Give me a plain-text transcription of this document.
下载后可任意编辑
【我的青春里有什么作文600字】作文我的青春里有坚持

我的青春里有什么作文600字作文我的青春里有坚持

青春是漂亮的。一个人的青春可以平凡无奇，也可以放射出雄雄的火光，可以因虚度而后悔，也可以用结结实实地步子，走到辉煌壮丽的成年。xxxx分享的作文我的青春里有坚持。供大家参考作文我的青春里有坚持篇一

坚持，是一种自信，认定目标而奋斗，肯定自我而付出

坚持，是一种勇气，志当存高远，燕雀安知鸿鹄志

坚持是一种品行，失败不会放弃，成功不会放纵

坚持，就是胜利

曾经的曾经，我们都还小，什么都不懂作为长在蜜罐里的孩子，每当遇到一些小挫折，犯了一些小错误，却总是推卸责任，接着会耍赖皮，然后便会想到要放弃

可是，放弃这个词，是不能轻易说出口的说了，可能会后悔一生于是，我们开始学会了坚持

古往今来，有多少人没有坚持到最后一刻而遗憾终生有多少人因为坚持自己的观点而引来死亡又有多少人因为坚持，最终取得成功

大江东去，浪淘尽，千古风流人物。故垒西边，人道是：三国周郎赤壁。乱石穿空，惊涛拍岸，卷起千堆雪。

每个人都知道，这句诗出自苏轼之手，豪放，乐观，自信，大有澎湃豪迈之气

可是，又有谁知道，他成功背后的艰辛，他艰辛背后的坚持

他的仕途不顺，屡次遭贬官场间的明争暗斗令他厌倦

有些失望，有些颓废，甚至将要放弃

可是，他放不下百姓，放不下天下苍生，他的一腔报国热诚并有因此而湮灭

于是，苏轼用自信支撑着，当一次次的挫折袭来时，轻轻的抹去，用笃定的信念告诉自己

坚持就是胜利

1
...
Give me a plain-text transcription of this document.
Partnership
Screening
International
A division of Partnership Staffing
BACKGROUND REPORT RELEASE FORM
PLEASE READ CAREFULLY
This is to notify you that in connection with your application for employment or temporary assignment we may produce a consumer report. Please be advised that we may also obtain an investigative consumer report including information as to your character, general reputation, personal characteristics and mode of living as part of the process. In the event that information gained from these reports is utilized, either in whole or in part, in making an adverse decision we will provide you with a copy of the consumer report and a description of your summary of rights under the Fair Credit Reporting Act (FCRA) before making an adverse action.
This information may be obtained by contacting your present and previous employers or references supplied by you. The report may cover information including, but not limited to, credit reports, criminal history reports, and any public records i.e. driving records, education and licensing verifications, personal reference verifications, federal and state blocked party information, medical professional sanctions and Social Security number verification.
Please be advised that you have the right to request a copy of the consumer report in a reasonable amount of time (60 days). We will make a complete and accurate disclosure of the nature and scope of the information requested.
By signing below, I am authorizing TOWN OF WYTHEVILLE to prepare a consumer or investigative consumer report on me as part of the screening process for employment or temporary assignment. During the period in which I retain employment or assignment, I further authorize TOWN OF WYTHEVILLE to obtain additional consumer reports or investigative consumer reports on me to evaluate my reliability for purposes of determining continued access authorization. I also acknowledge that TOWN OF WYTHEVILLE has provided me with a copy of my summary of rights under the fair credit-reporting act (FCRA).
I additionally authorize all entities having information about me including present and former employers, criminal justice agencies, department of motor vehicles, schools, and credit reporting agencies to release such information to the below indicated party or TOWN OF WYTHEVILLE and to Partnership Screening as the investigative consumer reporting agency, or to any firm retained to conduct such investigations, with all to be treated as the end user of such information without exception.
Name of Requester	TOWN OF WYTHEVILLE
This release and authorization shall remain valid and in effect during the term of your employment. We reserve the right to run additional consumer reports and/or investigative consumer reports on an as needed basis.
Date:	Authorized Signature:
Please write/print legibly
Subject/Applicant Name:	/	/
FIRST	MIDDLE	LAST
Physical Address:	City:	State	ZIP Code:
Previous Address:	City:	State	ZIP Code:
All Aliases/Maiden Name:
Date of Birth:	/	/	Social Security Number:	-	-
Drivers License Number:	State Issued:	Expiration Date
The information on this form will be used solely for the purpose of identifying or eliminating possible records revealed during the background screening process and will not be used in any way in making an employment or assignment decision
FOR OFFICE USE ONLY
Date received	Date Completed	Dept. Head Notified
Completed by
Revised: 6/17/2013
* * *
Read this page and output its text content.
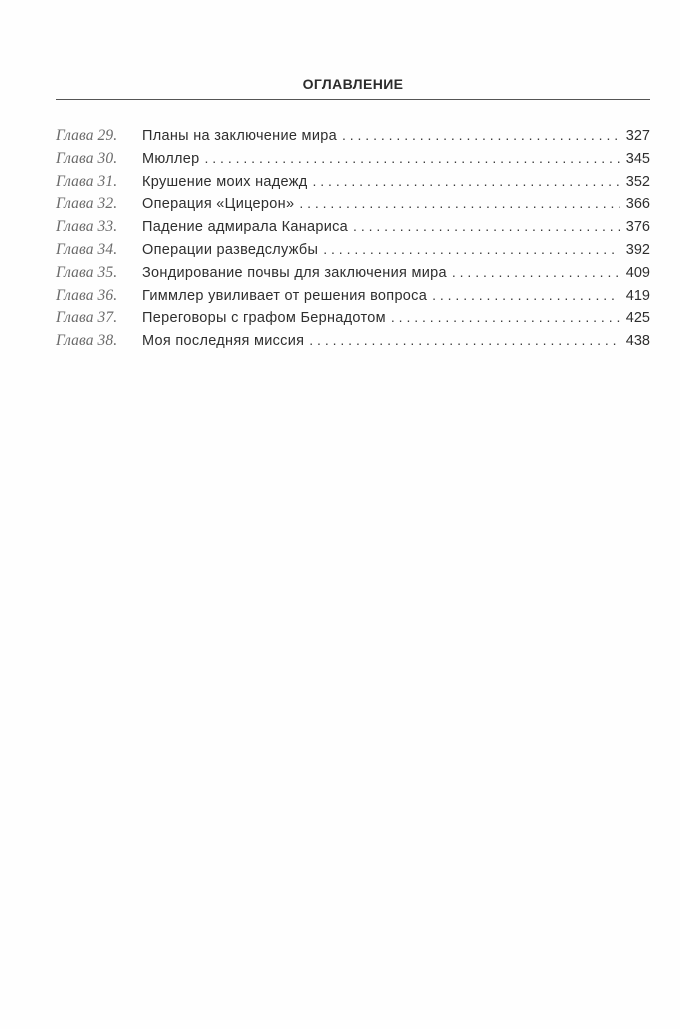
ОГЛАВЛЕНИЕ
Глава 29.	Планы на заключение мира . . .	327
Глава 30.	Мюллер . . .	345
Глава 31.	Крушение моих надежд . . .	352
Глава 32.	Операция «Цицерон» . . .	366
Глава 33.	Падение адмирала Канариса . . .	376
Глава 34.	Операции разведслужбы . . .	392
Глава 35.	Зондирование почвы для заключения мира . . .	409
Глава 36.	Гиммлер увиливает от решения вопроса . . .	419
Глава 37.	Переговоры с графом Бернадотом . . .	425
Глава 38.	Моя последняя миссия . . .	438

**Goal:** In the entries above, find each line with the word "City" and show it.

**Complete output:**
Physical Address:	City:	State	ZIP Code:
Previous Address:	City:	State	ZIP Code:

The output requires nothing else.